— Data lines —
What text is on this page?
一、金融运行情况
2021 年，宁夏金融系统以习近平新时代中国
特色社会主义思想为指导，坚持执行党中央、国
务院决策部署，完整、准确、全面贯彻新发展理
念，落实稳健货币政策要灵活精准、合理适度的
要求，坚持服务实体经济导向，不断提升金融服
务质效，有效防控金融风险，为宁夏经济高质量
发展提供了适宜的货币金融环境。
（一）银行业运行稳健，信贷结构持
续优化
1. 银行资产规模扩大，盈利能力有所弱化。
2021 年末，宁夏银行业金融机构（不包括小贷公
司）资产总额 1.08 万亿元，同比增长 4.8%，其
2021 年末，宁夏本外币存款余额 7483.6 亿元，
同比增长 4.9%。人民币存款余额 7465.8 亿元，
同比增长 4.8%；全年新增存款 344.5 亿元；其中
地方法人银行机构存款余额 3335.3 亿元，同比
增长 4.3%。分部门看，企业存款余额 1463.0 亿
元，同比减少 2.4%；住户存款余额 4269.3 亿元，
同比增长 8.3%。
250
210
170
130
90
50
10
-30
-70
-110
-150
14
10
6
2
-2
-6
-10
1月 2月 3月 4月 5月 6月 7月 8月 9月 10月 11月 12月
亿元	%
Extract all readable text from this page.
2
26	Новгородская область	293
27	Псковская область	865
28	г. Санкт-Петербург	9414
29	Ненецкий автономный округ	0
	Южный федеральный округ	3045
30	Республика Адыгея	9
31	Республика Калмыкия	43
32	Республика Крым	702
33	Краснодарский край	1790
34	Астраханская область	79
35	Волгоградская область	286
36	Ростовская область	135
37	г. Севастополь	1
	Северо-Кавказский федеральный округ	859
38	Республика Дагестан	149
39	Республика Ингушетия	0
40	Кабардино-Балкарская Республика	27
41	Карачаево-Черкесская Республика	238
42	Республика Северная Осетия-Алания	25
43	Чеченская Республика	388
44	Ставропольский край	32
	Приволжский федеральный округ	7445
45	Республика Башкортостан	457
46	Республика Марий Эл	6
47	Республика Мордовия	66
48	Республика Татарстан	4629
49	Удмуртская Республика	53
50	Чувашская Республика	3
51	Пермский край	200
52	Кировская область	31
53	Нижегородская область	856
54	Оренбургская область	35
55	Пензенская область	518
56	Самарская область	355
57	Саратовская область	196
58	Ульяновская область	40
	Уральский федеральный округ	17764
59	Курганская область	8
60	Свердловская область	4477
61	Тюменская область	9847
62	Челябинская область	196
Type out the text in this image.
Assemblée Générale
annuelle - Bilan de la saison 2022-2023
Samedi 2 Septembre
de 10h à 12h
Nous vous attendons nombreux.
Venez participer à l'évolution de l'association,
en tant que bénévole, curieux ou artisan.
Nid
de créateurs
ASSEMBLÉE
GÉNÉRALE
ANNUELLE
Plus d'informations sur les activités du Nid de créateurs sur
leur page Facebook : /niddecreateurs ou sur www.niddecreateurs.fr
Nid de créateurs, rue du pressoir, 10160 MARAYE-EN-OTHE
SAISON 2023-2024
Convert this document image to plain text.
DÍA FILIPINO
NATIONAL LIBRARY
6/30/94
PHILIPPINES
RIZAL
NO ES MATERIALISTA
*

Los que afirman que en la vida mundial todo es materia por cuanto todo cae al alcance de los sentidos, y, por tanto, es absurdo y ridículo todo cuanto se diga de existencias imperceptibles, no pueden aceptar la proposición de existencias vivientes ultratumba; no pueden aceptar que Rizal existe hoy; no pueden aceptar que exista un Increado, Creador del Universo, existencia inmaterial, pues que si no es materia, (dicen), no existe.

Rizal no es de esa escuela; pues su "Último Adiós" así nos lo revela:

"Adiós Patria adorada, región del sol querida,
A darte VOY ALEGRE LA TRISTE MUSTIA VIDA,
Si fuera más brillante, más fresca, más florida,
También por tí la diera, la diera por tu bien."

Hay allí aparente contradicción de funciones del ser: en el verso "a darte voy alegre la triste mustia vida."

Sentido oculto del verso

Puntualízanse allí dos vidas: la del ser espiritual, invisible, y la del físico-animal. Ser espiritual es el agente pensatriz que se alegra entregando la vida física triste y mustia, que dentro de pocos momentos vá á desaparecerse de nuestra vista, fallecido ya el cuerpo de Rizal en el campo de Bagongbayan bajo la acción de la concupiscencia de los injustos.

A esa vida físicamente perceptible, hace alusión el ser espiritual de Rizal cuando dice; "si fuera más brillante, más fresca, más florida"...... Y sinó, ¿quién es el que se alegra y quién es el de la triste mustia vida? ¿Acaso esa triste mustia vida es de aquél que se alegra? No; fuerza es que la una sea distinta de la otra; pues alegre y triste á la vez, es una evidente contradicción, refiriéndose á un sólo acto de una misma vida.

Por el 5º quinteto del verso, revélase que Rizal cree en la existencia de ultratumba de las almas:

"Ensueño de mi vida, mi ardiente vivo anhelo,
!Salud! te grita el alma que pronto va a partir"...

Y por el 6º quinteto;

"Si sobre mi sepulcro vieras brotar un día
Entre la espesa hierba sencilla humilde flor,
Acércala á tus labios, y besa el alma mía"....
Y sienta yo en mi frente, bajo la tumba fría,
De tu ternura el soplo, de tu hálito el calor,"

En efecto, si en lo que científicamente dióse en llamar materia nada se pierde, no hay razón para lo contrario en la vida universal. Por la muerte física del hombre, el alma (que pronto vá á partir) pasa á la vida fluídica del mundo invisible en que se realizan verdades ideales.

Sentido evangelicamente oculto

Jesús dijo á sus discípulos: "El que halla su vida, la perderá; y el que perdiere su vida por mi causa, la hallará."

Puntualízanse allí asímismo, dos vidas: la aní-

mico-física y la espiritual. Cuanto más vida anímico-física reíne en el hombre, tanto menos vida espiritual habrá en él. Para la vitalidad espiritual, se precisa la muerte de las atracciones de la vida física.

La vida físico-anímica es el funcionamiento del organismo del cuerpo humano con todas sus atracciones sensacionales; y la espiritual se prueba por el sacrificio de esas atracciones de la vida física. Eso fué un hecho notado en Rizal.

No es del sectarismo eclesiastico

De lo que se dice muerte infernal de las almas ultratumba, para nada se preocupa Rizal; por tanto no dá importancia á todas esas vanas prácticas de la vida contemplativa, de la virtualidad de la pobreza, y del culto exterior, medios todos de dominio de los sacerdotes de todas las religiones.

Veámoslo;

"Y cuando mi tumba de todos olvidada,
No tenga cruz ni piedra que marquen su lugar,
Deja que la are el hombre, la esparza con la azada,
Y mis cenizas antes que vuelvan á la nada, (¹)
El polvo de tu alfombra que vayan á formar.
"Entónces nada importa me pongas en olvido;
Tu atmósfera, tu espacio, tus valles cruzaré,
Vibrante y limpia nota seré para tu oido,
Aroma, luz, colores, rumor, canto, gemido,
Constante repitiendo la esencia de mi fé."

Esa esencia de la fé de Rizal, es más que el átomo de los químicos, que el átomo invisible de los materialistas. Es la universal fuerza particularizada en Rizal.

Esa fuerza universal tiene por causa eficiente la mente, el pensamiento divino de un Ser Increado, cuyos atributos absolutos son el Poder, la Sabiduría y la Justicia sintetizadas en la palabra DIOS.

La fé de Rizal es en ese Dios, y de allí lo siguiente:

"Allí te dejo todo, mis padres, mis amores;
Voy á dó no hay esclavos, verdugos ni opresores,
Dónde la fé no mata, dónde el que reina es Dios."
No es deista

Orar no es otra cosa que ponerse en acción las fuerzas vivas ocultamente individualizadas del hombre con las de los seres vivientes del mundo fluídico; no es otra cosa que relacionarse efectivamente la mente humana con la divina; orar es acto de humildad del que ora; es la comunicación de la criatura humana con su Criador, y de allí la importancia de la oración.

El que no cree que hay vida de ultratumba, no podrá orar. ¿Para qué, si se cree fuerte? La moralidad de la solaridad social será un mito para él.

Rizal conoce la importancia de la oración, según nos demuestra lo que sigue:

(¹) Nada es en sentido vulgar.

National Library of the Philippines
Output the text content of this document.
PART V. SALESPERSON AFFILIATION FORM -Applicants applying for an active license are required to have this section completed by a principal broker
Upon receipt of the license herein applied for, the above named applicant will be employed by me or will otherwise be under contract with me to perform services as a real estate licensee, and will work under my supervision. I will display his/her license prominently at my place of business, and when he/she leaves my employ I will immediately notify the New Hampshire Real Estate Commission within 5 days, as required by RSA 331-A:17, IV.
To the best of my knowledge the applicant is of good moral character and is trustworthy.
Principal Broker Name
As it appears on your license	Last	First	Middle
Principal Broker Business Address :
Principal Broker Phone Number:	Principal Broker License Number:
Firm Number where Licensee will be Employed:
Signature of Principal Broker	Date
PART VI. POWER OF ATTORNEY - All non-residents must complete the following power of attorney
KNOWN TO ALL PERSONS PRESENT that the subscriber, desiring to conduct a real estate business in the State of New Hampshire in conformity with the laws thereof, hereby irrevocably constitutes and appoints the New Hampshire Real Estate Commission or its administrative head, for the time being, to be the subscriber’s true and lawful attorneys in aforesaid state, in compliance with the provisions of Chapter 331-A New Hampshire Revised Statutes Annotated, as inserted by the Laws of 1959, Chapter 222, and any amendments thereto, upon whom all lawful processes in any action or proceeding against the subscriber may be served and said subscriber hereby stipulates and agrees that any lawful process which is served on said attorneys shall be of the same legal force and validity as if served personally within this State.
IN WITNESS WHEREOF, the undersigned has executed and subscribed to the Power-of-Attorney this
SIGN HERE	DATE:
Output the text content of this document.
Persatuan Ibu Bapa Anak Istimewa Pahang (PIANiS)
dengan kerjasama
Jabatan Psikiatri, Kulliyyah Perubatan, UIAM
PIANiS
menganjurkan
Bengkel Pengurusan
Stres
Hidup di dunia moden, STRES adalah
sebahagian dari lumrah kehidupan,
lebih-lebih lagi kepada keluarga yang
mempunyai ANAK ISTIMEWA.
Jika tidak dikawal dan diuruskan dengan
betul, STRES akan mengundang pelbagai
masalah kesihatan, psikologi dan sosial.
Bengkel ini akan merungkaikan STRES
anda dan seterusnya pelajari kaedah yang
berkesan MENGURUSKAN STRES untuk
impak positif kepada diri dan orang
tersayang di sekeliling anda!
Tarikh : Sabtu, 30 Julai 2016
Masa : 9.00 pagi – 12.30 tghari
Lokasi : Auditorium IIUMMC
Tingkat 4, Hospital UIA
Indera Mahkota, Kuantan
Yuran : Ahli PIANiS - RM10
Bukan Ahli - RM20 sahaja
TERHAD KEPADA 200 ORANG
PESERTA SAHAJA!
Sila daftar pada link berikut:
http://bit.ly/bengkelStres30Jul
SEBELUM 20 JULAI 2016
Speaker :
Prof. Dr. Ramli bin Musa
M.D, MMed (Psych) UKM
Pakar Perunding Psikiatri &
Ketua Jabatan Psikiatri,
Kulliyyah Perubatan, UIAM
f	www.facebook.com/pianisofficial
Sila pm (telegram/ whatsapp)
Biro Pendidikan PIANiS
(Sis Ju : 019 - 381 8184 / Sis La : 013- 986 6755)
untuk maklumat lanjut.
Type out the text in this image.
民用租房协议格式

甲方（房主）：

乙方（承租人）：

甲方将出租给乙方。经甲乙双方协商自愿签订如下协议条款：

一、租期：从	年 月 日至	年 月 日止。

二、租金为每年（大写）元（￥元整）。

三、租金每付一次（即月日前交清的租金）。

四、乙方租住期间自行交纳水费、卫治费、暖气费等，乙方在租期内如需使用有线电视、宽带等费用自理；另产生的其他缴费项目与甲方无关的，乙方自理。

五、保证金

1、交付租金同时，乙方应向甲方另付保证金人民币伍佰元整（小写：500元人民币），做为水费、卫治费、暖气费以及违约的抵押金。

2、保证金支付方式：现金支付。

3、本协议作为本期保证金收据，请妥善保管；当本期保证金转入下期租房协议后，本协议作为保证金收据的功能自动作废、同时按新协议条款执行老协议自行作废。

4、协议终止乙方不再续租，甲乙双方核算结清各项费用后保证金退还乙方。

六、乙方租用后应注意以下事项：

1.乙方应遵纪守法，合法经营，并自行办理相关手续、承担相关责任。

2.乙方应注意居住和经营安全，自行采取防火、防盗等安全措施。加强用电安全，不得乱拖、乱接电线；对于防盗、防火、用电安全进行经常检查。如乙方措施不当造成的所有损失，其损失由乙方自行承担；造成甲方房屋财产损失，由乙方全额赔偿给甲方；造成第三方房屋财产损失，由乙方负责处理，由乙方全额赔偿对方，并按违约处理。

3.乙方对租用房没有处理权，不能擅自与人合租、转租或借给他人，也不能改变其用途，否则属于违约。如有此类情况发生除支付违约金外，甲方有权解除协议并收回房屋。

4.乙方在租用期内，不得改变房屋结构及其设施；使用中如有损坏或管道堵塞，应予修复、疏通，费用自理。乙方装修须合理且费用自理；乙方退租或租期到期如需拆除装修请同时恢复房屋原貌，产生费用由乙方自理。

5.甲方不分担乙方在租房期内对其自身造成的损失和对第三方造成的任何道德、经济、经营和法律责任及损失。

— Written request —
Copy each line of the entries that includes the word "otra".

— Exercise output —
A esa vida físicamente perceptible, hace alusión el ser espiritual de Rizal cuando dice; "si fuera más brillante, más fresca, más florida"...... Y sinó, ¿quién es el que se alegra y quién es el de la triste mustia vida? ¿Acaso esa triste mustia vida es de aquél que se alegra? No; fuerza es que la una sea distinta de la otra; pues alegre y triste á la vez, es una evidente contradicción, refiriéndose á un sólo acto de una misma vida.
Orar no es otra cosa que ponerse en acción las fuerzas vivas ocultamente individualizadas del hombre con las de los seres vivientes del mundo fluídico; no es otra cosa que relacionarse efectivamente la mente humana con la divina; orar es acto de humildad del que ora; es la comunicación de la criatura humana con su Criador, y de allí la importancia de la oración.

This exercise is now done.